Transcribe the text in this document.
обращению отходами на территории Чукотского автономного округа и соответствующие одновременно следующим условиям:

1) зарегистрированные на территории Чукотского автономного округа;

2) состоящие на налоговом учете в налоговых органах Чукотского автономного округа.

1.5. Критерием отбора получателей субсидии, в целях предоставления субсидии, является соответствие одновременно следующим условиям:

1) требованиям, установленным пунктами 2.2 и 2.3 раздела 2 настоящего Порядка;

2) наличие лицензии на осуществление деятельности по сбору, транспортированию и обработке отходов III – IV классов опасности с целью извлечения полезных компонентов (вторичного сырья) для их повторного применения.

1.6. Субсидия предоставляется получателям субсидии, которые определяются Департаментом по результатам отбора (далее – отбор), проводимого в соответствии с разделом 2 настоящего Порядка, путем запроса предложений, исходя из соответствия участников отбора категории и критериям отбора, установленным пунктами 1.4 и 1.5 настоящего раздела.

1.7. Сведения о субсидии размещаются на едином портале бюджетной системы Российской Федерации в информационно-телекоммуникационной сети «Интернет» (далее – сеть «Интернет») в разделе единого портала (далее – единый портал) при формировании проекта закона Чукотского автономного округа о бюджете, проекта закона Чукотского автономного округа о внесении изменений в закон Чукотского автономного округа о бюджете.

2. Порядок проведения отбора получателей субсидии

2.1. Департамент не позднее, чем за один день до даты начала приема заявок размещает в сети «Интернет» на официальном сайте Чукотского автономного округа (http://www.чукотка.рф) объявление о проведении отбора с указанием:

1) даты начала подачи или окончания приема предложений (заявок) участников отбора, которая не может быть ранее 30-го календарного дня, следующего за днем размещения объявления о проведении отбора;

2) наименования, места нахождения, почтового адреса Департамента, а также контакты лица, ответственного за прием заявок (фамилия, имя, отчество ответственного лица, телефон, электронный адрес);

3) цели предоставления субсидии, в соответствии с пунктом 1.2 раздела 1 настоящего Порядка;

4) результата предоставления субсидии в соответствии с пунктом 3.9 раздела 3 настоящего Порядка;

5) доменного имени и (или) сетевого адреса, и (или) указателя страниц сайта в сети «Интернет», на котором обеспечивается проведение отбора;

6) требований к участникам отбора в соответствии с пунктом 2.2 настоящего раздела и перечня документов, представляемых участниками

◆ **Description of the task**
Copy every record exactly, with nothing added or dropped.

◆ **Answer**
Transcribe the text in this document.
обращению отходами на территории Чукотского автономного округа и соответствующие одновременно следующим условиям:

1) зарегистрированные на территории Чукотского автономного округа;

2) состоящие на налоговом учете в налоговых органах Чукотского автономного округа.

1.5. Критерием отбора получателей субсидии, в целях предоставления субсидии, является соответствие одновременно следующим условиям:

1) требованиям, установленным пунктами 2.2 и 2.3 раздела 2 настоящего Порядка;

2) наличие лицензии на осуществление деятельности по сбору, транспортированию и обработке отходов III – IV классов опасности с целью извлечения полезных компонентов (вторичного сырья) для их повторного применения.

1.6. Субсидия предоставляется получателям субсидии, которые определяются Департаментом по результатам отбора (далее – отбор), проводимого в соответствии с разделом 2 настоящего Порядка, путем запроса предложений, исходя из соответствия участников отбора категории и критериям отбора, установленным пунктами 1.4 и 1.5 настоящего раздела.

1.7. Сведения о субсидии размещаются на едином портале бюджетной системы Российской Федерации в информационно-телекоммуникационной сети «Интернет» (далее – сеть «Интернет») в разделе единого портала (далее – единый портал) при формировании проекта закона Чукотского автономного округа о бюджете, проекта закона Чукотского автономного округа о внесении изменений в закон Чукотского автономного округа о бюджете.

2. Порядок проведения отбора получателей субсидии

2.1. Департамент не позднее, чем за один день до даты начала приема заявок размещает в сети «Интернет» на официальном сайте Чукотского автономного округа (http://www.чукотка.рф) объявление о проведении отбора с указанием:

1) даты начала подачи или окончания приема предложений (заявок) участников отбора, которая не может быть ранее 30-го календарного дня, следующего за днем размещения объявления о проведении отбора;

2) наименования, места нахождения, почтового адреса Департамента, а также контакты лица, ответственного за прием заявок (фамилия, имя, отчество ответственного лица, телефон, электронный адрес);

3) цели предоставления субсидии, в соответствии с пунктом 1.2 раздела 1 настоящего Порядка;

4) результата предоставления субсидии в соответствии с пунктом 3.9 раздела 3 настоящего Порядка;

5) доменного имени и (или) сетевого адреса, и (или) указателя страниц сайта в сети «Интернет», на котором обеспечивается проведение отбора;

6) требований к участникам отбора в соответствии с пунктом 2.2 настоящего раздела и перечня документов, представляемых участниками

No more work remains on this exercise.